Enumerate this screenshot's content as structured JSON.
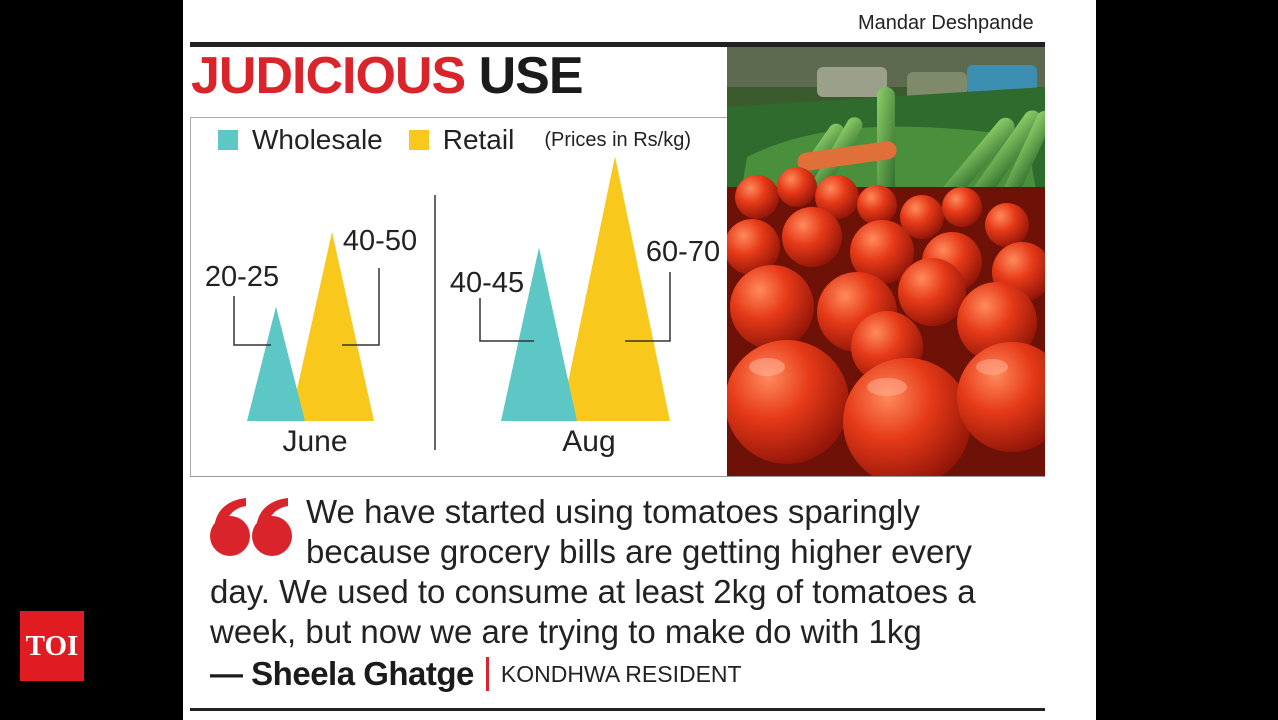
{
  "credit": "Mandar Deshpande",
  "headline": {
    "word1": "JUDICIOUS",
    "word2": "USE"
  },
  "legend": {
    "wholesale": "Wholesale",
    "retail": "Retail",
    "units": "(Prices in Rs/kg)"
  },
  "colors": {
    "wholesale": "#5cc7c4",
    "retail": "#f8c81c",
    "accent_red": "#d9242b"
  },
  "chart_data": {
    "type": "area",
    "title": "",
    "units": "(Prices in Rs/kg)",
    "categories": [
      "June",
      "Aug"
    ],
    "series": [
      {
        "name": "Wholesale",
        "labels": [
          "20-25",
          "40-45"
        ],
        "ranges": [
          [
            20,
            25
          ],
          [
            40,
            45
          ]
        ],
        "color": "#5cc7c4"
      },
      {
        "name": "Retail",
        "labels": [
          "40-50",
          "60-70"
        ],
        "ranges": [
          [
            40,
            50
          ],
          [
            60,
            70
          ]
        ],
        "color": "#f8c81c"
      }
    ]
  },
  "quote": {
    "lines": [
      "We have started using tomatoes sparingly",
      "because grocery bills are getting higher every",
      "day. We used to consume at least 2kg of tomatoes a",
      "week, but now we are trying to make do with 1kg"
    ],
    "name": "— Sheela Ghatge",
    "role": "KONDHWA RESIDENT"
  },
  "logo": "TOI"
}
—————
▶ [Aim of the exercise] Copy every line of the listing that contains the word "Prices".

▶ [Solution]
    "units": "(Prices in Rs/kg)"
    "units": "(Prices in Rs/kg)",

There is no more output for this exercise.